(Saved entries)
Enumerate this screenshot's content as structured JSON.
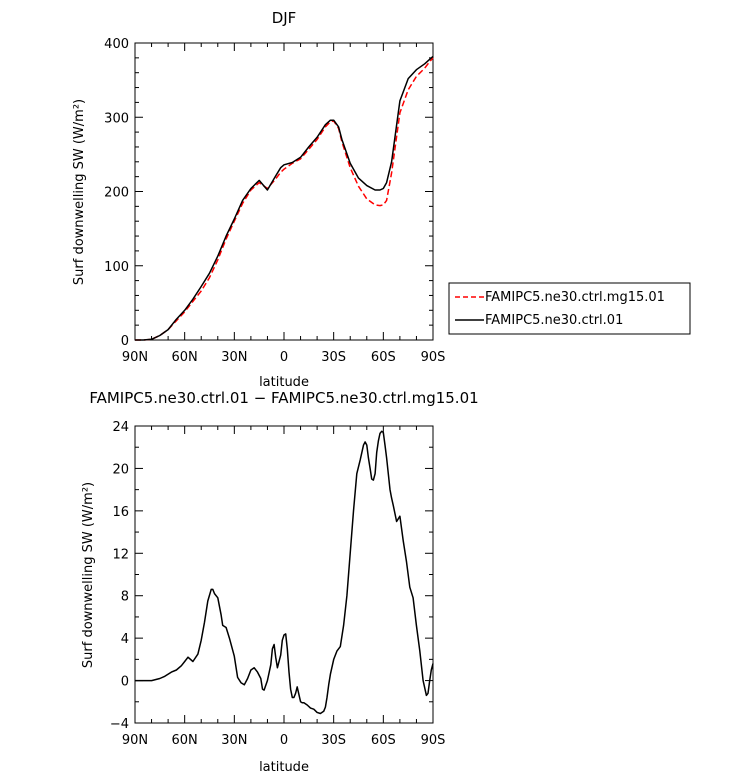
{
  "chart_data": [
    {
      "type": "line",
      "title": "DJF",
      "xlabel": "latitude",
      "ylabel": "Surf downwelling SW (W/m²)",
      "xlim": [
        90,
        -90
      ],
      "ylim": [
        0,
        400
      ],
      "x_ticks": [
        90,
        60,
        30,
        0,
        -30,
        -60,
        -90
      ],
      "x_tick_labels": [
        "90N",
        "60N",
        "30N",
        "0",
        "30S",
        "60S",
        "90S"
      ],
      "y_ticks": [
        0,
        100,
        200,
        300,
        400
      ],
      "y_tick_labels": [
        "0",
        "100",
        "200",
        "300",
        "400"
      ],
      "legend_position": "outside-right",
      "series": [
        {
          "name": "FAMIPC5.ne30.ctrl.mg15.01",
          "color": "#ff0000",
          "dash": "dashed",
          "x": [
            90,
            85,
            80,
            75,
            70,
            65,
            60,
            55,
            50,
            45,
            40,
            35,
            30,
            25,
            20,
            15,
            10,
            5,
            2,
            0,
            -5,
            -10,
            -15,
            -20,
            -25,
            -28,
            -30,
            -33,
            -35,
            -40,
            -45,
            -50,
            -55,
            -58,
            -60,
            -62,
            -65,
            -70,
            -75,
            -80,
            -85,
            -88,
            -90
          ],
          "y": [
            0,
            0,
            1,
            6,
            14,
            26,
            38,
            52,
            66,
            84,
            108,
            136,
            160,
            184,
            202,
            212,
            204,
            217,
            226,
            230,
            238,
            244,
            257,
            270,
            287,
            294,
            295,
            285,
            267,
            232,
            207,
            190,
            182,
            181,
            182,
            188,
            225,
            306,
            337,
            355,
            366,
            375,
            380
          ]
        },
        {
          "name": "FAMIPC5.ne30.ctrl.01",
          "color": "#000000",
          "dash": "solid",
          "x": [
            90,
            85,
            80,
            75,
            70,
            65,
            60,
            55,
            50,
            45,
            40,
            35,
            30,
            25,
            20,
            15,
            10,
            5,
            2,
            0,
            -5,
            -10,
            -15,
            -20,
            -25,
            -28,
            -30,
            -33,
            -35,
            -40,
            -45,
            -50,
            -55,
            -58,
            -60,
            -62,
            -65,
            -70,
            -75,
            -80,
            -85,
            -88,
            -90
          ],
          "y": [
            0,
            0,
            1,
            6,
            14,
            28,
            40,
            55,
            72,
            90,
            113,
            140,
            163,
            188,
            204,
            215,
            202,
            221,
            232,
            236,
            239,
            246,
            260,
            273,
            290,
            296,
            296,
            287,
            270,
            238,
            218,
            208,
            202,
            202,
            204,
            212,
            240,
            322,
            352,
            364,
            372,
            378,
            382
          ]
        }
      ]
    },
    {
      "type": "line",
      "title": "FAMIPC5.ne30.ctrl.01 − FAMIPC5.ne30.ctrl.mg15.01",
      "xlabel": "latitude",
      "ylabel": "Surf downwelling SW (W/m²)",
      "xlim": [
        90,
        -90
      ],
      "ylim": [
        -4,
        24
      ],
      "x_ticks": [
        90,
        60,
        30,
        0,
        -30,
        -60,
        -90
      ],
      "x_tick_labels": [
        "90N",
        "60N",
        "30N",
        "0",
        "30S",
        "60S",
        "90S"
      ],
      "y_ticks": [
        -4,
        0,
        4,
        8,
        12,
        16,
        20,
        24
      ],
      "y_tick_labels": [
        "−4",
        "0",
        "4",
        "8",
        "12",
        "16",
        "20",
        "24"
      ],
      "series": [
        {
          "color": "#000000",
          "dash": "solid",
          "x": [
            90,
            80,
            75,
            72,
            68,
            65,
            62,
            60,
            58,
            55,
            52,
            50,
            48,
            46,
            44,
            43,
            42,
            40,
            38,
            37,
            35,
            33,
            30,
            28,
            26,
            24,
            22,
            20,
            18,
            16,
            14,
            13,
            12,
            10,
            8,
            7,
            6,
            5,
            4,
            2,
            1,
            0,
            -1,
            -2,
            -3,
            -4,
            -5,
            -6,
            -7,
            -8,
            -9,
            -10,
            -11,
            -12,
            -14,
            -16,
            -18,
            -20,
            -22,
            -24,
            -25,
            -26,
            -27,
            -28,
            -30,
            -32,
            -34,
            -36,
            -38,
            -40,
            -42,
            -44,
            -46,
            -48,
            -49,
            -50,
            -51,
            -52,
            -53,
            -54,
            -55,
            -56,
            -57,
            -58,
            -59,
            -60,
            -61,
            -62,
            -63,
            -64,
            -65,
            -66,
            -68,
            -70,
            -72,
            -74,
            -76,
            -78,
            -80,
            -82,
            -84,
            -86,
            -87,
            -88,
            -89,
            -90
          ],
          "y": [
            0,
            0,
            0.2,
            0.4,
            0.8,
            1,
            1.4,
            1.8,
            2.2,
            1.8,
            2.5,
            3.8,
            5.5,
            7.5,
            8.6,
            8.6,
            8.2,
            7.8,
            6.2,
            5.2,
            5,
            4,
            2.3,
            0.3,
            -0.2,
            -0.4,
            0.2,
            1,
            1.2,
            0.8,
            0.2,
            -0.8,
            -0.9,
            0,
            1.5,
            3,
            3.4,
            2.2,
            1.2,
            2.4,
            3.8,
            4.3,
            4.4,
            3,
            0.8,
            -0.8,
            -1.6,
            -1.6,
            -1.2,
            -0.6,
            -1.3,
            -2,
            -2.1,
            -2.1,
            -2.3,
            -2.6,
            -2.7,
            -3,
            -3.1,
            -2.9,
            -2.5,
            -1.6,
            -0.4,
            0.6,
            2,
            2.8,
            3.2,
            5.2,
            8,
            12,
            16,
            19.5,
            20.8,
            22.2,
            22.5,
            22.2,
            21,
            20,
            19,
            18.9,
            19.5,
            21.5,
            22.6,
            23.3,
            23.5,
            23.4,
            22.2,
            21,
            19.5,
            18,
            17.2,
            16.5,
            15,
            15.5,
            13.2,
            11.2,
            8.8,
            7.8,
            5.2,
            2.8,
            0,
            -1.4,
            -1.2,
            0,
            1,
            1.6
          ]
        }
      ]
    }
  ]
}
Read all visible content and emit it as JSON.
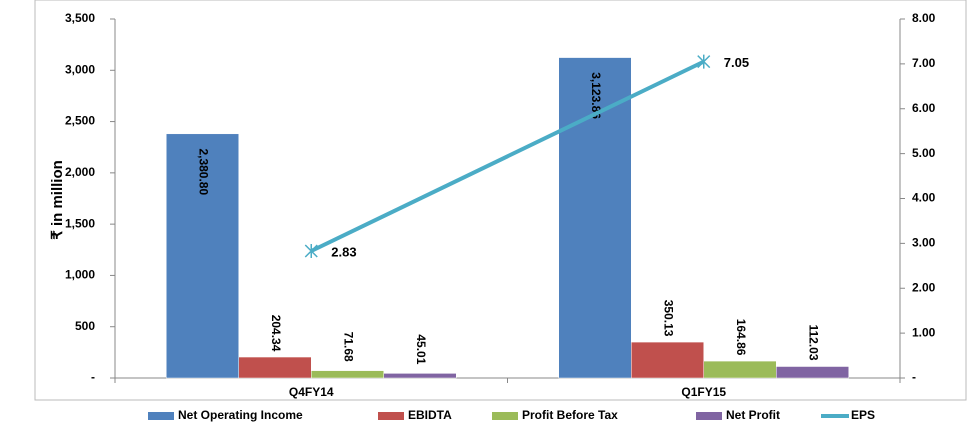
{
  "chart_data": {
    "type": "bar_line",
    "y_label": "₹ in million",
    "categories": [
      "Q4FY14",
      "Q1FY15"
    ],
    "series": [
      {
        "name": "Net Operating Income",
        "color": "#4f81bd",
        "values": [
          2380.8,
          3123.86
        ],
        "value_labels": [
          "2,380.80",
          "3,123.86"
        ],
        "type": "bar"
      },
      {
        "name": "EBIDTA",
        "color": "#c0504d",
        "values": [
          204.34,
          350.13
        ],
        "type": "bar"
      },
      {
        "name": "Profit Before Tax",
        "color": "#9bbb59",
        "values": [
          71.68,
          164.86
        ],
        "type": "bar"
      },
      {
        "name": "Net Profit",
        "color": "#8064a2",
        "values": [
          45.01,
          112.03
        ],
        "type": "bar"
      },
      {
        "name": "EPS",
        "color": "#4bacc6",
        "values": [
          2.83,
          7.05
        ],
        "type": "line",
        "axis": "y2"
      }
    ],
    "ylim": [
      0,
      3500
    ],
    "yticks": [
      {
        "value": 0,
        "label": "-"
      },
      500,
      {
        "value": 1000,
        "label": "1,000"
      },
      {
        "value": 1500,
        "label": "1,500"
      },
      {
        "value": 2000,
        "label": "2,000"
      },
      {
        "value": 2500,
        "label": "2,500"
      },
      {
        "value": 3000,
        "label": "3,000"
      },
      {
        "value": 3500,
        "label": "3,500"
      }
    ],
    "y2lim": [
      0,
      8
    ],
    "y2ticks": [
      {
        "value": 0,
        "label": "-"
      },
      {
        "value": 1,
        "label": "1.00"
      },
      {
        "value": 2,
        "label": "2.00"
      },
      {
        "value": 3,
        "label": "3.00"
      },
      {
        "value": 4,
        "label": "4.00"
      },
      {
        "value": 5,
        "label": "5.00"
      },
      {
        "value": 6,
        "label": "6.00"
      },
      {
        "value": 7,
        "label": "7.00"
      },
      {
        "value": 8,
        "label": "8.00"
      }
    ],
    "legend": "bottom"
  }
}
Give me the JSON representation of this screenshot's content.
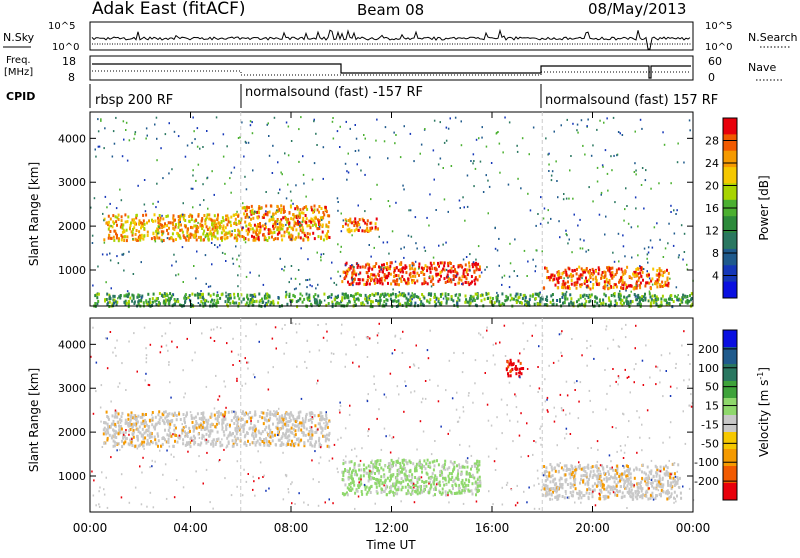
{
  "header": {
    "station": "Adak East (fitACF)",
    "beam": "Beam 08",
    "date": "08/May/2013"
  },
  "nsky_panel": {
    "label": "N.Sky",
    "left_ticks": [
      "10^5",
      "10^0"
    ],
    "right_label": "N.Search",
    "right_ticks": [
      "10^5",
      "10^0"
    ]
  },
  "freq_panel": {
    "label_line1": "Freq.",
    "label_line2": "[MHz]",
    "left_ticks": [
      "18",
      "8"
    ],
    "right_label": "Nave",
    "right_ticks": [
      "60",
      "0"
    ]
  },
  "cpid": {
    "label": "CPID",
    "segments": [
      {
        "text": "rbsp 200 RF",
        "start_hour": 0
      },
      {
        "text": "normalsound (fast) -157 RF",
        "start_hour": 6
      },
      {
        "text": "normalsound (fast) 157 RF",
        "start_hour": 18
      }
    ]
  },
  "power_colorbar": {
    "label": "Power [dB]",
    "ticks": [
      "28",
      "24",
      "20",
      "16",
      "12",
      "8",
      "4"
    ],
    "colors": [
      "#e8000b",
      "#f15a00",
      "#f59a00",
      "#f5c800",
      "#a8d400",
      "#4bb030",
      "#2c8a3a",
      "#2a7760",
      "#1f5a8c",
      "#1537b8",
      "#0a10e0"
    ]
  },
  "velocity_colorbar": {
    "label": "Velocity [m s",
    "label_sup": "-1",
    "label_close": "]",
    "ticks": [
      "200",
      "100",
      "50",
      "15",
      "-15",
      "-50",
      "-100",
      "-200"
    ],
    "colors": [
      "#0a10e0",
      "#1f5a8c",
      "#2a7760",
      "#3ea33a",
      "#8fd86c",
      "#c8c8c8",
      "#f5c800",
      "#f59a00",
      "#f15a00",
      "#e8000b"
    ]
  },
  "chart_data": [
    {
      "type": "heatmap",
      "title": "Power",
      "ylabel": "Slant Range [km]",
      "xlabel": "Time UT",
      "x_ticks": [
        "00:00",
        "04:00",
        "08:00",
        "12:00",
        "16:00",
        "20:00",
        "00:00"
      ],
      "y_ticks": [
        "1000",
        "2000",
        "3000",
        "4000"
      ],
      "xlim_hours": [
        0,
        24
      ],
      "ylim_km": [
        180,
        4600
      ],
      "bands": [
        {
          "t0": 0.5,
          "t1": 6.0,
          "r0": 1700,
          "r1": 2300,
          "dB": 20
        },
        {
          "t0": 6.0,
          "t1": 9.5,
          "r0": 1700,
          "r1": 2500,
          "dB": 22
        },
        {
          "t0": 10.0,
          "t1": 11.5,
          "r0": 1900,
          "r1": 2200,
          "dB": 24
        },
        {
          "t0": 10.0,
          "t1": 15.5,
          "r0": 700,
          "r1": 1200,
          "dB": 26
        },
        {
          "t0": 18.0,
          "t1": 23.0,
          "r0": 600,
          "r1": 1100,
          "dB": 24
        },
        {
          "t0": 0.0,
          "t1": 24.0,
          "r0": 200,
          "r1": 500,
          "dB": 10
        }
      ]
    },
    {
      "type": "heatmap",
      "title": "Velocity",
      "ylabel": "Slant Range [km]",
      "xlabel": "Time UT",
      "x_ticks": [
        "00:00",
        "04:00",
        "08:00",
        "12:00",
        "16:00",
        "20:00",
        "00:00"
      ],
      "y_ticks": [
        "1000",
        "2000",
        "3000",
        "4000"
      ],
      "xlim_hours": [
        0,
        24
      ],
      "ylim_km": [
        180,
        4600
      ],
      "bands": [
        {
          "t0": 0.5,
          "t1": 9.5,
          "r0": 1700,
          "r1": 2500,
          "ms": 0
        },
        {
          "t0": 10.0,
          "t1": 15.5,
          "r0": 600,
          "r1": 1400,
          "ms": 40
        },
        {
          "t0": 16.5,
          "t1": 17.2,
          "r0": 3300,
          "r1": 3700,
          "ms": -200
        },
        {
          "t0": 18.0,
          "t1": 23.5,
          "r0": 500,
          "r1": 1300,
          "ms": 0
        }
      ]
    }
  ]
}
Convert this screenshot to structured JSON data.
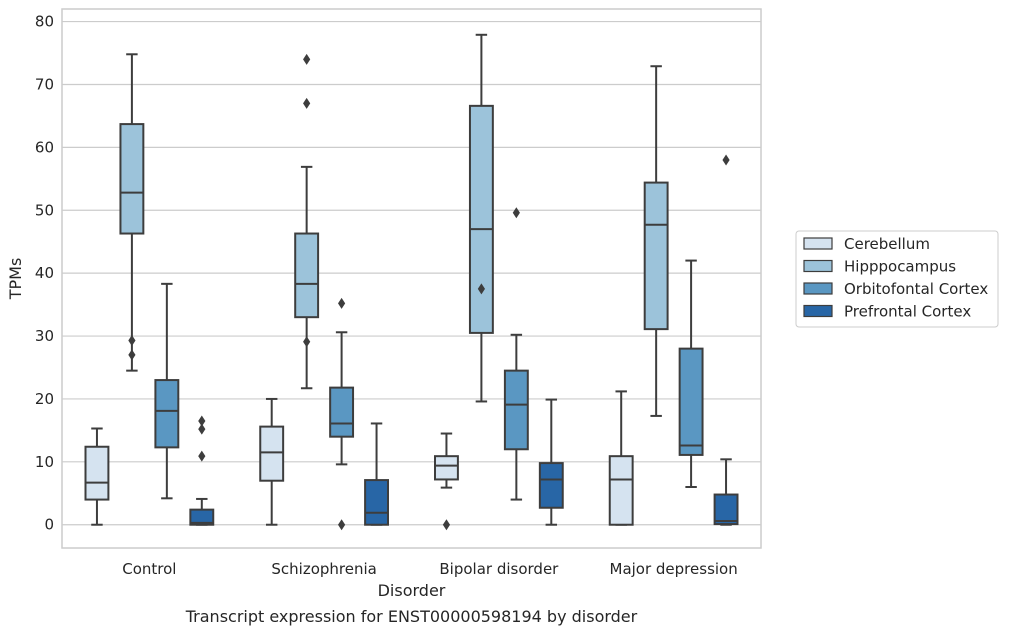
{
  "caption": "Transcript expression for ENST00000598194 by disorder",
  "chart_data": {
    "type": "box",
    "xlabel": "Disorder",
    "ylabel": "TPMs",
    "ylim": [
      -3.7,
      82
    ],
    "yticks": [
      0,
      10,
      20,
      30,
      40,
      50,
      60,
      70,
      80
    ],
    "grid": "horizontal",
    "legend_position": "right",
    "categories": [
      "Control",
      "Schizophrenia",
      "Bipolar disorder",
      "Major depression"
    ],
    "series": [
      {
        "name": "Cerebellum",
        "color": "#d5e3f0",
        "boxes": [
          {
            "whisker_low": 0,
            "q1": 4,
            "median": 6.7,
            "q3": 12.4,
            "whisker_high": 15.3,
            "outliers": []
          },
          {
            "whisker_low": 0,
            "q1": 7,
            "median": 11.5,
            "q3": 15.6,
            "whisker_high": 20,
            "outliers": []
          },
          {
            "whisker_low": 5.9,
            "q1": 7.2,
            "median": 9.4,
            "q3": 10.9,
            "whisker_high": 14.5,
            "outliers": [
              0
            ]
          },
          {
            "whisker_low": 0,
            "q1": 0,
            "median": 7.2,
            "q3": 10.9,
            "whisker_high": 21.2,
            "outliers": []
          }
        ]
      },
      {
        "name": "Hipppocampus",
        "color": "#9cc3da",
        "boxes": [
          {
            "whisker_low": 24.5,
            "q1": 46.3,
            "median": 52.8,
            "q3": 63.7,
            "whisker_high": 74.8,
            "outliers": [
              29.3,
              27
            ]
          },
          {
            "whisker_low": 21.7,
            "q1": 33,
            "median": 38.3,
            "q3": 46.3,
            "whisker_high": 56.9,
            "outliers": [
              29.1,
              67,
              74
            ]
          },
          {
            "whisker_low": 19.6,
            "q1": 30.5,
            "median": 47,
            "q3": 66.6,
            "whisker_high": 77.9,
            "outliers": [
              37.5
            ]
          },
          {
            "whisker_low": 17.3,
            "q1": 31.1,
            "median": 47.7,
            "q3": 54.4,
            "whisker_high": 72.9,
            "outliers": []
          }
        ]
      },
      {
        "name": "Orbitofontal Cortex",
        "color": "#5a97c2",
        "boxes": [
          {
            "whisker_low": 4.2,
            "q1": 12.3,
            "median": 18.1,
            "q3": 23,
            "whisker_high": 38.3,
            "outliers": []
          },
          {
            "whisker_low": 9.6,
            "q1": 14,
            "median": 16.1,
            "q3": 21.8,
            "whisker_high": 30.6,
            "outliers": [
              35.2,
              0
            ]
          },
          {
            "whisker_low": 4,
            "q1": 12,
            "median": 19.1,
            "q3": 24.5,
            "whisker_high": 30.2,
            "outliers": [
              49.6
            ]
          },
          {
            "whisker_low": 6,
            "q1": 11.1,
            "median": 12.6,
            "q3": 28,
            "whisker_high": 42,
            "outliers": []
          }
        ]
      },
      {
        "name": "Prefrontal Cortex",
        "color": "#2866a6",
        "boxes": [
          {
            "whisker_low": 0,
            "q1": 0,
            "median": 0.3,
            "q3": 2.4,
            "whisker_high": 4.1,
            "outliers": [
              16.5,
              15.2,
              10.9
            ]
          },
          {
            "whisker_low": 0,
            "q1": 0,
            "median": 1.9,
            "q3": 7.1,
            "whisker_high": 16.1,
            "outliers": []
          },
          {
            "whisker_low": 0,
            "q1": 2.7,
            "median": 7.2,
            "q3": 9.8,
            "whisker_high": 19.9,
            "outliers": []
          },
          {
            "whisker_low": 0,
            "q1": 0.1,
            "median": 0.6,
            "q3": 4.8,
            "whisker_high": 10.4,
            "outliers": [
              58
            ]
          }
        ]
      }
    ]
  }
}
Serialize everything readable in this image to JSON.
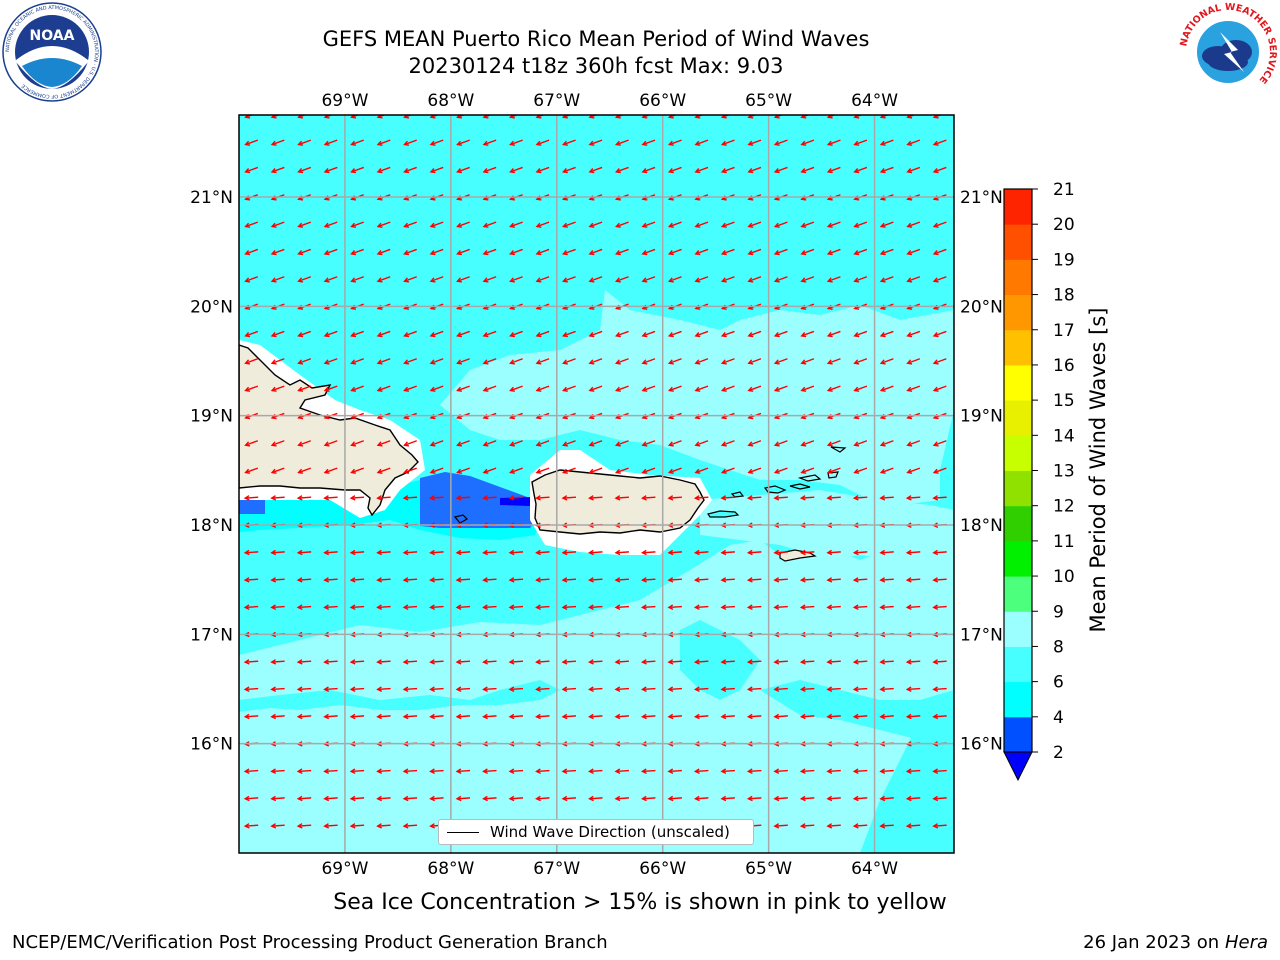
{
  "header": {
    "title_line1": "GEFS MEAN Puerto Rico Mean Period of Wind Waves",
    "title_line2": "20230124 t18z 360h fcst   Max: 9.03"
  },
  "logos": {
    "left": {
      "name": "noaa-logo",
      "text": "NOAA",
      "ring_text": "NATIONAL OCEANIC AND ATMOSPHERIC ADMINISTRATION · U.S. DEPARTMENT OF COMMERCE"
    },
    "right": {
      "name": "nws-logo",
      "ring_text": "NATIONAL WEATHER SERVICE"
    }
  },
  "map": {
    "lon_labels": [
      "69°W",
      "68°W",
      "67°W",
      "66°W",
      "65°W",
      "64°W"
    ],
    "lat_labels": [
      "21°N",
      "20°N",
      "19°N",
      "18°N",
      "17°N",
      "16°N"
    ],
    "lon_values": [
      -69,
      -68,
      -67,
      -66,
      -65,
      -64
    ],
    "lat_values": [
      21,
      20,
      19,
      18,
      17,
      16
    ],
    "extent": {
      "lon_min": -70,
      "lon_max": -63.25,
      "lat_min": 15,
      "lat_max": 21.75
    },
    "arrow_color": "#ff0000",
    "land_color": "#efecdc",
    "coast_color": "#000000"
  },
  "legend": {
    "label": "Wind Wave Direction (unscaled)"
  },
  "colorbar": {
    "title": "Mean Period of Wind Waves [s]",
    "tick_labels": [
      "21",
      "20",
      "19",
      "18",
      "17",
      "16",
      "15",
      "14",
      "13",
      "12",
      "11",
      "10",
      "9",
      "8",
      "6",
      "4",
      "2"
    ],
    "levels": [
      2,
      4,
      6,
      8,
      9,
      10,
      11,
      12,
      13,
      14,
      15,
      16,
      17,
      18,
      19,
      20,
      21
    ],
    "colors": [
      "#0050ff",
      "#00ffff",
      "#48ffff",
      "#9cffff",
      "#4cff7c",
      "#00f000",
      "#30d000",
      "#90e000",
      "#c8ff00",
      "#e8f000",
      "#ffff00",
      "#ffc000",
      "#ff9800",
      "#ff7800",
      "#ff5000",
      "#ff2400"
    ],
    "under_color": "#0000ff"
  },
  "note": "Sea Ice Concentration > 15% is shown in pink to yellow",
  "footer": {
    "left": "NCEP/EMC/Verification Post Processing Product Generation Branch",
    "right_prefix": "26 Jan 2023 on ",
    "right_machine": "Hera"
  }
}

EXERCISE REQUIREMENTS:
Show every line that contains the word "Waves".

RESULT OF THE TASK:
    "title_line1": "GEFS MEAN Puerto Rico Mean Period of Wind Waves",
    "title": "Mean Period of Wind Waves [s]",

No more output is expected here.